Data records

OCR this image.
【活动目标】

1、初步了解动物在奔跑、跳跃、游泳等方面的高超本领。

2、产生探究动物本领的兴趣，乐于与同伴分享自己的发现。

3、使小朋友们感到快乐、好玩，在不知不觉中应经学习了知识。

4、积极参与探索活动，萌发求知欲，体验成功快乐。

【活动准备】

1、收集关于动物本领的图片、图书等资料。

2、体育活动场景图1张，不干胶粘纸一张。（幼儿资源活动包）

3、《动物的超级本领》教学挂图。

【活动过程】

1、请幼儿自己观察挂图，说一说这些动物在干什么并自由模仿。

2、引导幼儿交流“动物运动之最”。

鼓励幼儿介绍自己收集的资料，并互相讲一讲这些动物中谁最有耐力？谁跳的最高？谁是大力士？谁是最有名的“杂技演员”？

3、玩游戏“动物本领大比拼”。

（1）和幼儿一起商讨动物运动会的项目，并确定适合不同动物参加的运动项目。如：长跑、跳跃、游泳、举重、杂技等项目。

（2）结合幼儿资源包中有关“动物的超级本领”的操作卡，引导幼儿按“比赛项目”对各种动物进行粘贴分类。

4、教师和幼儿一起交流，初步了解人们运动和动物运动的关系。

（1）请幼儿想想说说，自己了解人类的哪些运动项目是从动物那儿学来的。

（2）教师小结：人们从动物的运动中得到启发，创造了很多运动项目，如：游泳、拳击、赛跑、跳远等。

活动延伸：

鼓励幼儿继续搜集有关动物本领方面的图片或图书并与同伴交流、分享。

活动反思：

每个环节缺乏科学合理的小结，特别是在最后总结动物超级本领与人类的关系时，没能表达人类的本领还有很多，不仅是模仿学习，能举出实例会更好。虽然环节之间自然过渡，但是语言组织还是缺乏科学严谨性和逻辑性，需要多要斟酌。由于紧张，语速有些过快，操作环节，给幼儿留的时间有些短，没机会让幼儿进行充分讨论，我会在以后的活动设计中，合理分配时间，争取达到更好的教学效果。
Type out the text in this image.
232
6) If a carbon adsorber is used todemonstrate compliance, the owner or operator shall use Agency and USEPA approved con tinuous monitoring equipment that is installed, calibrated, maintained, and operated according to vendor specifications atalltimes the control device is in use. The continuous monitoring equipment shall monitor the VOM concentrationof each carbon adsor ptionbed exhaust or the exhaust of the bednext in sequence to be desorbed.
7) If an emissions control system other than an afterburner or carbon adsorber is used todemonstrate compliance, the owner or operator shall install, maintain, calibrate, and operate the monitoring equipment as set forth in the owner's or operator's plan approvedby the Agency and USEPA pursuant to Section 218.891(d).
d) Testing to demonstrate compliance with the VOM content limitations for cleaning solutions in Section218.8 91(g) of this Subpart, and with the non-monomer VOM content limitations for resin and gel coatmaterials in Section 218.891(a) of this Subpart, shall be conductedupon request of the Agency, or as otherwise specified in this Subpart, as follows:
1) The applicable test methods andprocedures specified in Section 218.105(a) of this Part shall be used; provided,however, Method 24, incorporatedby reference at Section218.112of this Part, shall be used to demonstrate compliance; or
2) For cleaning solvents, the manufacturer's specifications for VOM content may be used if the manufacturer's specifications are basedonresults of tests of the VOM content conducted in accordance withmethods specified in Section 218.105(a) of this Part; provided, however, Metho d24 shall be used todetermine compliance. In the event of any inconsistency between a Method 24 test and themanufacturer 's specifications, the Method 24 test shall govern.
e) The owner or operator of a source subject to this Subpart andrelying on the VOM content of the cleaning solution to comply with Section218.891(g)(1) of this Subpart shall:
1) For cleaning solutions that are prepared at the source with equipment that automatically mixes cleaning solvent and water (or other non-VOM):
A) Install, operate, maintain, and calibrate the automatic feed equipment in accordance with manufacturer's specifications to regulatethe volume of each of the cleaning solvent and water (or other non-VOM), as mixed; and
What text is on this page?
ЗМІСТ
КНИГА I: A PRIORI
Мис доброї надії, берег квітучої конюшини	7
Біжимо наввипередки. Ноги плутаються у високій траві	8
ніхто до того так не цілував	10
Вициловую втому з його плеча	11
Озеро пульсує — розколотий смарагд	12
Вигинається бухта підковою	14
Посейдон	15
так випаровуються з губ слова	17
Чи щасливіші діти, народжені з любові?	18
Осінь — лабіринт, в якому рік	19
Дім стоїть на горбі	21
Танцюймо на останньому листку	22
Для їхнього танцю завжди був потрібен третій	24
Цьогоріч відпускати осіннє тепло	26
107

▸ Challenge
Copy out each line exactly as written.

▸ Final answer
OCR this image.
【活动目标】

1、初步了解动物在奔跑、跳跃、游泳等方面的高超本领。

2、产生探究动物本领的兴趣，乐于与同伴分享自己的发现。

3、使小朋友们感到快乐、好玩，在不知不觉中应经学习了知识。

4、积极参与探索活动，萌发求知欲，体验成功快乐。

【活动准备】

1、收集关于动物本领的图片、图书等资料。

2、体育活动场景图1张，不干胶粘纸一张。（幼儿资源活动包）

3、《动物的超级本领》教学挂图。

【活动过程】

1、请幼儿自己观察挂图，说一说这些动物在干什么并自由模仿。

2、引导幼儿交流“动物运动之最”。

鼓励幼儿介绍自己收集的资料，并互相讲一讲这些动物中谁最有耐力？谁跳的最高？谁是大力士？谁是最有名的“杂技演员”？

3、玩游戏“动物本领大比拼”。

（1）和幼儿一起商讨动物运动会的项目，并确定适合不同动物参加的运动项目。如：长跑、跳跃、游泳、举重、杂技等项目。

（2）结合幼儿资源包中有关“动物的超级本领”的操作卡，引导幼儿按“比赛项目”对各种动物进行粘贴分类。

4、教师和幼儿一起交流，初步了解人们运动和动物运动的关系。

（1）请幼儿想想说说，自己了解人类的哪些运动项目是从动物那儿学来的。

（2）教师小结：人们从动物的运动中得到启发，创造了很多运动项目，如：游泳、拳击、赛跑、跳远等。

活动延伸：

鼓励幼儿继续搜集有关动物本领方面的图片或图书并与同伴交流、分享。

活动反思：

每个环节缺乏科学合理的小结，特别是在最后总结动物超级本领与人类的关系时，没能表达人类的本领还有很多，不仅是模仿学习，能举出实例会更好。虽然环节之间自然过渡，但是语言组织还是缺乏科学严谨性和逻辑性，需要多要斟酌。由于紧张，语速有些过快，操作环节，给幼儿留的时间有些短，没机会让幼儿进行充分讨论，我会在以后的活动设计中，合理分配时间，争取达到更好的教学效果。
Type out the text in this image.
232
6) If a carbon adsorber is used todemonstrate compliance, the owner or operator shall use Agency and USEPA approved con tinuous monitoring equipment that is installed, calibrated, maintained, and operated according to vendor specifications atalltimes the control device is in use. The continuous monitoring equipment shall monitor the VOM concentrationof each carbon adsor ptionbed exhaust or the exhaust of the bednext in sequence to be desorbed.
7) If an emissions control system other than an afterburner or carbon adsorber is used todemonstrate compliance, the owner or operator shall install, maintain, calibrate, and operate the monitoring equipment as set forth in the owner's or operator's plan approvedby the Agency and USEPA pursuant to Section 218.891(d).
d) Testing to demonstrate compliance with the VOM content limitations for cleaning solutions in Section218.8 91(g) of this Subpart, and with the non-monomer VOM content limitations for resin and gel coatmaterials in Section 218.891(a) of this Subpart, shall be conductedupon request of the Agency, or as otherwise specified in this Subpart, as follows:
1) The applicable test methods andprocedures specified in Section 218.105(a) of this Part shall be used; provided,however, Method 24, incorporatedby reference at Section218.112of this Part, shall be used to demonstrate compliance; or
2) For cleaning solvents, the manufacturer's specifications for VOM content may be used if the manufacturer's specifications are basedonresults of tests of the VOM content conducted in accordance withmethods specified in Section 218.105(a) of this Part; provided, however, Metho d24 shall be used todetermine compliance. In the event of any inconsistency between a Method 24 test and themanufacturer 's specifications, the Method 24 test shall govern.
e) The owner or operator of a source subject to this Subpart andrelying on the VOM content of the cleaning solution to comply with Section218.891(g)(1) of this Subpart shall:
1) For cleaning solutions that are prepared at the source with equipment that automatically mixes cleaning solvent and water (or other non-VOM):
A) Install, operate, maintain, and calibrate the automatic feed equipment in accordance with manufacturer's specifications to regulatethe volume of each of the cleaning solvent and water (or other non-VOM), as mixed; and
What text is on this page?
ЗМІСТ
КНИГА I: A PRIORI
Мис доброї надії, берег квітучої конюшини	7
Біжимо наввипередки. Ноги плутаються у високій траві	8
ніхто до того так не цілував	10
Вициловую втому з його плеча	11
Озеро пульсує — розколотий смарагд	12
Вигинається бухта підковою	14
Посейдон	15
так випаровуються з губ слова	17
Чи щасливіші діти, народжені з любові?	18
Осінь — лабіринт, в якому рік	19
Дім стоїть на горбі	21
Танцюймо на останньому листку	22
Для їхнього танцю завжди був потрібен третій	24
Цьогоріч відпускати осіннє тепло	26
107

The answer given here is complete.